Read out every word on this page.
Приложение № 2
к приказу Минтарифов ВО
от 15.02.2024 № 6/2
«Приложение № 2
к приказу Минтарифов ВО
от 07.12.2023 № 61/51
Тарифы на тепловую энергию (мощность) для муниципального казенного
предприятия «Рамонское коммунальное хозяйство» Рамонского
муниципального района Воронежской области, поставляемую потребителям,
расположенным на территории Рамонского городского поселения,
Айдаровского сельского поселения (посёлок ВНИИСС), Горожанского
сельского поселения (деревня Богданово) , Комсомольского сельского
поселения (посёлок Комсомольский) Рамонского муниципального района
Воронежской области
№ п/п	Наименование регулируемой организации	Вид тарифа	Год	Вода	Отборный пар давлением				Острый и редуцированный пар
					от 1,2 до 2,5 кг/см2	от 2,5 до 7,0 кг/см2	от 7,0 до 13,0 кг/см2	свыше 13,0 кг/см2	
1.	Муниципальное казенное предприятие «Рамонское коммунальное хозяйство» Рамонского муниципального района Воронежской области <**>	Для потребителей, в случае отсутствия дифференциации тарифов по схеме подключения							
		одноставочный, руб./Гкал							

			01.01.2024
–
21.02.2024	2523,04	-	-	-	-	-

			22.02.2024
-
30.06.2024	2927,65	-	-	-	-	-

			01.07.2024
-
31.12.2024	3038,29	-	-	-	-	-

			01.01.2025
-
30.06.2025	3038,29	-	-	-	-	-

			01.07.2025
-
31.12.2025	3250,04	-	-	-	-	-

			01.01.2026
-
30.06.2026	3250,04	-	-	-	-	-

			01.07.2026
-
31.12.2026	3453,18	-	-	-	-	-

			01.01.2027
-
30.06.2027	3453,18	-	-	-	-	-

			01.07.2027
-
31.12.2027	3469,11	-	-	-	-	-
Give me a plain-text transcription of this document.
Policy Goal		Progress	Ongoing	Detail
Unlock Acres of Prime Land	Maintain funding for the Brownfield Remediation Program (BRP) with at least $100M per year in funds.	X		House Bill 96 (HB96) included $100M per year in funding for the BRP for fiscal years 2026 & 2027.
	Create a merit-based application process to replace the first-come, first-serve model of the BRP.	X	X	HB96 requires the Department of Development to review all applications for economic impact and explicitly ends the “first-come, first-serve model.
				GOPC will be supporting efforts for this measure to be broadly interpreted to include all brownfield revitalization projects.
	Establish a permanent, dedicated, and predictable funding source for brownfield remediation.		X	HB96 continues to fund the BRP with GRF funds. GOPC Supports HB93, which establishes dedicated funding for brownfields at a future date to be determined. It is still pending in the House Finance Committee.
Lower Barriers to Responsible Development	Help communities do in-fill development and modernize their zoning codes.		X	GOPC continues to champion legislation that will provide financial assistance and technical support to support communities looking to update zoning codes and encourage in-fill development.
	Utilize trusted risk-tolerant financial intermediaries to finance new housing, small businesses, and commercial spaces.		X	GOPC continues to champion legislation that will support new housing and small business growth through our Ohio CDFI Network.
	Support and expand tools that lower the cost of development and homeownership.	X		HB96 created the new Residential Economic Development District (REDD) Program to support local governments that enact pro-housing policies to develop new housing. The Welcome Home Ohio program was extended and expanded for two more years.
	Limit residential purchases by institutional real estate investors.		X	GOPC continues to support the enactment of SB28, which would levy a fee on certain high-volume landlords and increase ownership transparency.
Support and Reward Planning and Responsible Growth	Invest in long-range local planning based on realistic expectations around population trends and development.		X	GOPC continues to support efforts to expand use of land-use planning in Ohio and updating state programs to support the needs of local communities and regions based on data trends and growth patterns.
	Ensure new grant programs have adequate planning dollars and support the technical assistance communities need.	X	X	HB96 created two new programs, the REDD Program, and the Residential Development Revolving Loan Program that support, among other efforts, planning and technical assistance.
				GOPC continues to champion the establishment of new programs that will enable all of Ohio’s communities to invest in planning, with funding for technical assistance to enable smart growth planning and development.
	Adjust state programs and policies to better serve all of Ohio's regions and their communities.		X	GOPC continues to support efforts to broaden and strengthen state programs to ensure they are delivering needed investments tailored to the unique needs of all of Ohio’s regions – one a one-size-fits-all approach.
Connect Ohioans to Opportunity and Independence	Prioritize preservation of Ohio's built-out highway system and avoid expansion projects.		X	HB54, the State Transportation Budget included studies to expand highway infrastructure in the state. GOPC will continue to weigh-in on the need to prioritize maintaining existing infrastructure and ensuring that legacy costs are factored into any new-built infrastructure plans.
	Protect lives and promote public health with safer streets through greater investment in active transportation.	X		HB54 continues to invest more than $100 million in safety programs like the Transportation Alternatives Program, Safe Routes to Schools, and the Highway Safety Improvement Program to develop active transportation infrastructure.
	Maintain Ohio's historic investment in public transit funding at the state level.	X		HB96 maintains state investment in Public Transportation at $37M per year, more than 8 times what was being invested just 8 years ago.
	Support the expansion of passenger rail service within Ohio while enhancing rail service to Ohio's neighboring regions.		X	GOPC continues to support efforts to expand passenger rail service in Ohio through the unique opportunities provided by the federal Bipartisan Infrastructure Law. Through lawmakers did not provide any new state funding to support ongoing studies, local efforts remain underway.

____________

TASK DETAILS
Reproduce each line holding the word "which".

RESPONSE TO THE TASK
	Establish a permanent, dedicated, and predictable funding source for brownfield remediation.		X	HB96 continues to fund the BRP with GRF funds. GOPC Supports HB93, which establishes dedicated funding for brownfields at a future date to be determined. It is still pending in the House Finance Committee.
	Limit residential purchases by institutional real estate investors.		X	GOPC continues to support the enactment of SB28, which would levy a fee on certain high-volume landlords and increase ownership transparency.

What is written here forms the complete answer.